SET TASK: From the entries below, list each line with "Renta".

TASK DATA:
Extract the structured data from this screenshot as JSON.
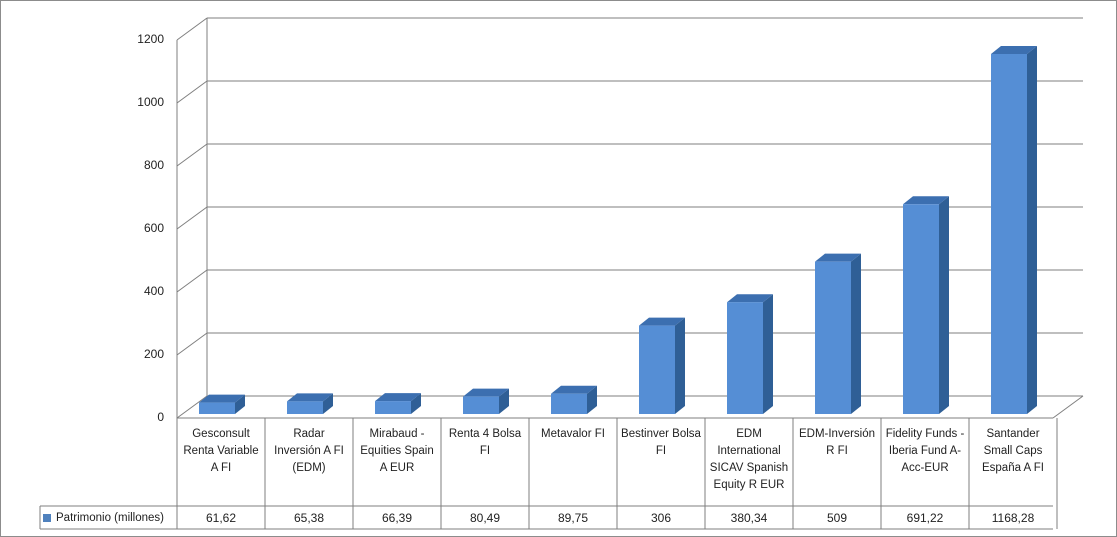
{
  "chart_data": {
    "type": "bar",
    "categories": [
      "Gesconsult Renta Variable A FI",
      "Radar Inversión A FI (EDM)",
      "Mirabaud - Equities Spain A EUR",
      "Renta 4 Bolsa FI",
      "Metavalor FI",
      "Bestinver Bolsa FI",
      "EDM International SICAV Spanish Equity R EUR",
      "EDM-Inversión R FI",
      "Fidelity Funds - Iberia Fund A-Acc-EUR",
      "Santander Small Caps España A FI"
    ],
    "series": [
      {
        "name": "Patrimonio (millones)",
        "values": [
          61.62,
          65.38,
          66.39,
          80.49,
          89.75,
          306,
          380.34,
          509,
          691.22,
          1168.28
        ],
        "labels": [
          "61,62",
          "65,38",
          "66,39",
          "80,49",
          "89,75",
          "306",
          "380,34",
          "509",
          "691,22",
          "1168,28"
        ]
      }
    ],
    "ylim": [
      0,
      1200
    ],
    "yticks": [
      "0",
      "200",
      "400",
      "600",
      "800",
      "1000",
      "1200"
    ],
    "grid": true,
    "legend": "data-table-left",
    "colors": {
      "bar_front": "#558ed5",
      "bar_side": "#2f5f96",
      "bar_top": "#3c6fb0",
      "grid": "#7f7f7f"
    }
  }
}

SOLVED EXERCISE:
      "Gesconsult Renta Variable A FI",
      "Renta 4 Bolsa FI",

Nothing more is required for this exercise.